DIRECTIONS >>
Return the listing below in full, with every line exactly as it is.
** Begin SUPPLIED INFORMATION **
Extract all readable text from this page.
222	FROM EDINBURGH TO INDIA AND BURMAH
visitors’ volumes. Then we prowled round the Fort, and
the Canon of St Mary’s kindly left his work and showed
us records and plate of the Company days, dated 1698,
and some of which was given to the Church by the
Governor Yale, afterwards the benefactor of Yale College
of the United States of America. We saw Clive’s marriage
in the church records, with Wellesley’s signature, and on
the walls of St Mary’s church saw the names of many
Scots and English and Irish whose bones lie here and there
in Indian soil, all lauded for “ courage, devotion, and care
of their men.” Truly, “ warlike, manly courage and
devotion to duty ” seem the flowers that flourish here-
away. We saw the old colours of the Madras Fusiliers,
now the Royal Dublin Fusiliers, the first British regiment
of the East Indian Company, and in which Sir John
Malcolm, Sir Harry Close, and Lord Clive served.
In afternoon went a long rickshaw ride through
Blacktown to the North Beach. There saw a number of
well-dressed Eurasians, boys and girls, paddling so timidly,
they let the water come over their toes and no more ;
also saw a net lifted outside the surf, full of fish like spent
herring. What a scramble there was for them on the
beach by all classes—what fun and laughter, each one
** End SUPPLIED INFORMATION **
CORRECT RESULT >>
Extract all readable text from this page.
222	FROM EDINBURGH TO INDIA AND BURMAH
visitors’ volumes. Then we prowled round the Fort, and
the Canon of St Mary’s kindly left his work and showed
us records and plate of the Company days, dated 1698,
and some of which was given to the Church by the
Governor Yale, afterwards the benefactor of Yale College
of the United States of America. We saw Clive’s marriage
in the church records, with Wellesley’s signature, and on
the walls of St Mary’s church saw the names of many
Scots and English and Irish whose bones lie here and there
in Indian soil, all lauded for “ courage, devotion, and care
of their men.” Truly, “ warlike, manly courage and
devotion to duty ” seem the flowers that flourish here-
away. We saw the old colours of the Madras Fusiliers,
now the Royal Dublin Fusiliers, the first British regiment
of the East Indian Company, and in which Sir John
Malcolm, Sir Harry Close, and Lord Clive served.
In afternoon went a long rickshaw ride through
Blacktown to the North Beach. There saw a number of
well-dressed Eurasians, boys and girls, paddling so timidly,
they let the water come over their toes and no more ;
also saw a net lifted outside the surf, full of fish like spent
herring. What a scramble there was for them on the
beach by all classes—what fun and laughter, each one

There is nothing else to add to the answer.